— begin Raw records —

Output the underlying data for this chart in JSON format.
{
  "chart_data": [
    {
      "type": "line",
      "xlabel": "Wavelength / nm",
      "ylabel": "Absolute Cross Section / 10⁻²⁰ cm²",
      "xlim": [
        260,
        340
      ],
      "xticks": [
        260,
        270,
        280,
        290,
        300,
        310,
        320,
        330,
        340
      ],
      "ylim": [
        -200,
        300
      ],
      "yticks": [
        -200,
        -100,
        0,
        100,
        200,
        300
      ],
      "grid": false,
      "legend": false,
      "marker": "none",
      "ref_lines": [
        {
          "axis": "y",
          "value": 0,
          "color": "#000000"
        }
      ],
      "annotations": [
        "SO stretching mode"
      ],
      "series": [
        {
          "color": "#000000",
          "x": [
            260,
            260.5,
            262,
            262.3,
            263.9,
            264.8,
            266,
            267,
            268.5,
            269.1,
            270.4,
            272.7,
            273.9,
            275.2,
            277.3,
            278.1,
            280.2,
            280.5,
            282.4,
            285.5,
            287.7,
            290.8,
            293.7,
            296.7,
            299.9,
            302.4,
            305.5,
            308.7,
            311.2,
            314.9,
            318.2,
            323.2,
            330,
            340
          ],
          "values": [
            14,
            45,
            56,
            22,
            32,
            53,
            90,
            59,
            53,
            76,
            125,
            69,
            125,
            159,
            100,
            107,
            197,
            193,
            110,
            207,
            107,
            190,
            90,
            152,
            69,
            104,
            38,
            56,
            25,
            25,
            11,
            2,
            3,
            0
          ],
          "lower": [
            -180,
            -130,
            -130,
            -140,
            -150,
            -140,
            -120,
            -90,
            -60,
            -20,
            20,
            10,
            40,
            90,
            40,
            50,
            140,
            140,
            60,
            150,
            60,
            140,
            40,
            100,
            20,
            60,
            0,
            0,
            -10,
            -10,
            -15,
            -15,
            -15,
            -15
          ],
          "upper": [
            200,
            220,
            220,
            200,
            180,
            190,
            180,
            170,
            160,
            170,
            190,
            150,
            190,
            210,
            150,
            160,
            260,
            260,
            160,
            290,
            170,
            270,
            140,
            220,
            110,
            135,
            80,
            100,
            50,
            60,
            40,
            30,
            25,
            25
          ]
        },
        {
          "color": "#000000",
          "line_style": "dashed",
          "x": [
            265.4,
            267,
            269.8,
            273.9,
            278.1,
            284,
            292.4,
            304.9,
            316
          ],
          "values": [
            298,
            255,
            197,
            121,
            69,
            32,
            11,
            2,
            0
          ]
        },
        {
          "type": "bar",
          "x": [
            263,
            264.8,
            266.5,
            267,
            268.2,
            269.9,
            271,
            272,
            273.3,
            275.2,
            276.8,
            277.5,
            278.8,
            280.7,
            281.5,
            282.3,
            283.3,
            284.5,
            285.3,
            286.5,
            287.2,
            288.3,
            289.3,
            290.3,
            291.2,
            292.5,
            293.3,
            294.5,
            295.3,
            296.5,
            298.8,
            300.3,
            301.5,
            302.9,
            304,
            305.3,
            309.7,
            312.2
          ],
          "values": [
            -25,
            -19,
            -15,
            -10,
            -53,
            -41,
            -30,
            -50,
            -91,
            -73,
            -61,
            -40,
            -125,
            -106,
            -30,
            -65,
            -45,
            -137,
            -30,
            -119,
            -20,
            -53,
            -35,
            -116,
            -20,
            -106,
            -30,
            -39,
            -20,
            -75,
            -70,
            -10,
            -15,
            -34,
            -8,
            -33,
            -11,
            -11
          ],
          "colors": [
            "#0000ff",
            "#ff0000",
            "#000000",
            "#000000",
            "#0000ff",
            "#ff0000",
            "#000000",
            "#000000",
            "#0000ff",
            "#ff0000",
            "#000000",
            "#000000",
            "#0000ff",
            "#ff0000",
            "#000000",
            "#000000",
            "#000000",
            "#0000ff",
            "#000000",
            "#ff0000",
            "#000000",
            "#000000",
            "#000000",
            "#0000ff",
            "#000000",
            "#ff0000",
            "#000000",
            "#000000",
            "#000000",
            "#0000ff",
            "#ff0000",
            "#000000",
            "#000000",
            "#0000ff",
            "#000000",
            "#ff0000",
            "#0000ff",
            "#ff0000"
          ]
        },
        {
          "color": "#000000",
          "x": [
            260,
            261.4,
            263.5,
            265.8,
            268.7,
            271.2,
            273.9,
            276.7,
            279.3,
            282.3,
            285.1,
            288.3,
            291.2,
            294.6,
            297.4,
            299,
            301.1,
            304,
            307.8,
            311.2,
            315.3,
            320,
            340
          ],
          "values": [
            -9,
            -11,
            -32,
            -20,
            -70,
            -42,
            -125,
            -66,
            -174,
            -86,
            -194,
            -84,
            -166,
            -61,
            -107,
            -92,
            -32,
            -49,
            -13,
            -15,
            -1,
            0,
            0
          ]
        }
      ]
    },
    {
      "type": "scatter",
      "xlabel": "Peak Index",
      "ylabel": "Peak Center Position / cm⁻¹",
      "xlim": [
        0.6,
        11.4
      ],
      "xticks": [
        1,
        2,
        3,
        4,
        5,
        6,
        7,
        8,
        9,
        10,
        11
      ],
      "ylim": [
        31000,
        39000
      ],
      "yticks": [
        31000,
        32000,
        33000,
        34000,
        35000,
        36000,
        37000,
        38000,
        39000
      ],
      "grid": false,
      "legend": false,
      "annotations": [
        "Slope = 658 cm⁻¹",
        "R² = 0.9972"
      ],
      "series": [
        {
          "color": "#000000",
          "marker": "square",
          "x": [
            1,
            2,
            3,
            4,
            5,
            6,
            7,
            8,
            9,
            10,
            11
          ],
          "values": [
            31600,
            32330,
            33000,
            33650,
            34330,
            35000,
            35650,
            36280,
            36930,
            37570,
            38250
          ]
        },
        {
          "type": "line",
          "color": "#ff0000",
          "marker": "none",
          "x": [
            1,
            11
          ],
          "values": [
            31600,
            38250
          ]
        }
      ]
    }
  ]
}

— end Raw records —

**Instruction**
Reproduce the material exactly, with every line intact.

**Written answer**
Output the underlying data for this chart in JSON format.
{
  "chart_data": [
    {
      "type": "line",
      "xlabel": "Wavelength / nm",
      "ylabel": "Absolute Cross Section / 10⁻²⁰ cm²",
      "xlim": [
        260,
        340
      ],
      "xticks": [
        260,
        270,
        280,
        290,
        300,
        310,
        320,
        330,
        340
      ],
      "ylim": [
        -200,
        300
      ],
      "yticks": [
        -200,
        -100,
        0,
        100,
        200,
        300
      ],
      "grid": false,
      "legend": false,
      "marker": "none",
      "ref_lines": [
        {
          "axis": "y",
          "value": 0,
          "color": "#000000"
        }
      ],
      "annotations": [
        "SO stretching mode"
      ],
      "series": [
        {
          "color": "#000000",
          "x": [
            260,
            260.5,
            262,
            262.3,
            263.9,
            264.8,
            266,
            267,
            268.5,
            269.1,
            270.4,
            272.7,
            273.9,
            275.2,
            277.3,
            278.1,
            280.2,
            280.5,
            282.4,
            285.5,
            287.7,
            290.8,
            293.7,
            296.7,
            299.9,
            302.4,
            305.5,
            308.7,
            311.2,
            314.9,
            318.2,
            323.2,
            330,
            340
          ],
          "values": [
            14,
            45,
            56,
            22,
            32,
            53,
            90,
            59,
            53,
            76,
            125,
            69,
            125,
            159,
            100,
            107,
            197,
            193,
            110,
            207,
            107,
            190,
            90,
            152,
            69,
            104,
            38,
            56,
            25,
            25,
            11,
            2,
            3,
            0
          ],
          "lower": [
            -180,
            -130,
            -130,
            -140,
            -150,
            -140,
            -120,
            -90,
            -60,
            -20,
            20,
            10,
            40,
            90,
            40,
            50,
            140,
            140,
            60,
            150,
            60,
            140,
            40,
            100,
            20,
            60,
            0,
            0,
            -10,
            -10,
            -15,
            -15,
            -15,
            -15
          ],
          "upper": [
            200,
            220,
            220,
            200,
            180,
            190,
            180,
            170,
            160,
            170,
            190,
            150,
            190,
            210,
            150,
            160,
            260,
            260,
            160,
            290,
            170,
            270,
            140,
            220,
            110,
            135,
            80,
            100,
            50,
            60,
            40,
            30,
            25,
            25
          ]
        },
        {
          "color": "#000000",
          "line_style": "dashed",
          "x": [
            265.4,
            267,
            269.8,
            273.9,
            278.1,
            284,
            292.4,
            304.9,
            316
          ],
          "values": [
            298,
            255,
            197,
            121,
            69,
            32,
            11,
            2,
            0
          ]
        },
        {
          "type": "bar",
          "x": [
            263,
            264.8,
            266.5,
            267,
            268.2,
            269.9,
            271,
            272,
            273.3,
            275.2,
            276.8,
            277.5,
            278.8,
            280.7,
            281.5,
            282.3,
            283.3,
            284.5,
            285.3,
            286.5,
            287.2,
            288.3,
            289.3,
            290.3,
            291.2,
            292.5,
            293.3,
            294.5,
            295.3,
            296.5,
            298.8,
            300.3,
            301.5,
            302.9,
            304,
            305.3,
            309.7,
            312.2
          ],
          "values": [
            -25,
            -19,
            -15,
            -10,
            -53,
            -41,
            -30,
            -50,
            -91,
            -73,
            -61,
            -40,
            -125,
            -106,
            -30,
            -65,
            -45,
            -137,
            -30,
            -119,
            -20,
            -53,
            -35,
            -116,
            -20,
            -106,
            -30,
            -39,
            -20,
            -75,
            -70,
            -10,
            -15,
            -34,
            -8,
            -33,
            -11,
            -11
          ],
          "colors": [
            "#0000ff",
            "#ff0000",
            "#000000",
            "#000000",
            "#0000ff",
            "#ff0000",
            "#000000",
            "#000000",
            "#0000ff",
            "#ff0000",
            "#000000",
            "#000000",
            "#0000ff",
            "#ff0000",
            "#000000",
            "#000000",
            "#000000",
            "#0000ff",
            "#000000",
            "#ff0000",
            "#000000",
            "#000000",
            "#000000",
            "#0000ff",
            "#000000",
            "#ff0000",
            "#000000",
            "#000000",
            "#000000",
            "#0000ff",
            "#ff0000",
            "#000000",
            "#000000",
            "#0000ff",
            "#000000",
            "#ff0000",
            "#0000ff",
            "#ff0000"
          ]
        },
        {
          "color": "#000000",
          "x": [
            260,
            261.4,
            263.5,
            265.8,
            268.7,
            271.2,
            273.9,
            276.7,
            279.3,
            282.3,
            285.1,
            288.3,
            291.2,
            294.6,
            297.4,
            299,
            301.1,
            304,
            307.8,
            311.2,
            315.3,
            320,
            340
          ],
          "values": [
            -9,
            -11,
            -32,
            -20,
            -70,
            -42,
            -125,
            -66,
            -174,
            -86,
            -194,
            -84,
            -166,
            -61,
            -107,
            -92,
            -32,
            -49,
            -13,
            -15,
            -1,
            0,
            0
          ]
        }
      ]
    },
    {
      "type": "scatter",
      "xlabel": "Peak Index",
      "ylabel": "Peak Center Position / cm⁻¹",
      "xlim": [
        0.6,
        11.4
      ],
      "xticks": [
        1,
        2,
        3,
        4,
        5,
        6,
        7,
        8,
        9,
        10,
        11
      ],
      "ylim": [
        31000,
        39000
      ],
      "yticks": [
        31000,
        32000,
        33000,
        34000,
        35000,
        36000,
        37000,
        38000,
        39000
      ],
      "grid": false,
      "legend": false,
      "annotations": [
        "Slope = 658 cm⁻¹",
        "R² = 0.9972"
      ],
      "series": [
        {
          "color": "#000000",
          "marker": "square",
          "x": [
            1,
            2,
            3,
            4,
            5,
            6,
            7,
            8,
            9,
            10,
            11
          ],
          "values": [
            31600,
            32330,
            33000,
            33650,
            34330,
            35000,
            35650,
            36280,
            36930,
            37570,
            38250
          ]
        },
        {
          "type": "line",
          "color": "#ff0000",
          "marker": "none",
          "x": [
            1,
            11
          ],
          "values": [
            31600,
            38250
          ]
        }
      ]
    }
  ]
}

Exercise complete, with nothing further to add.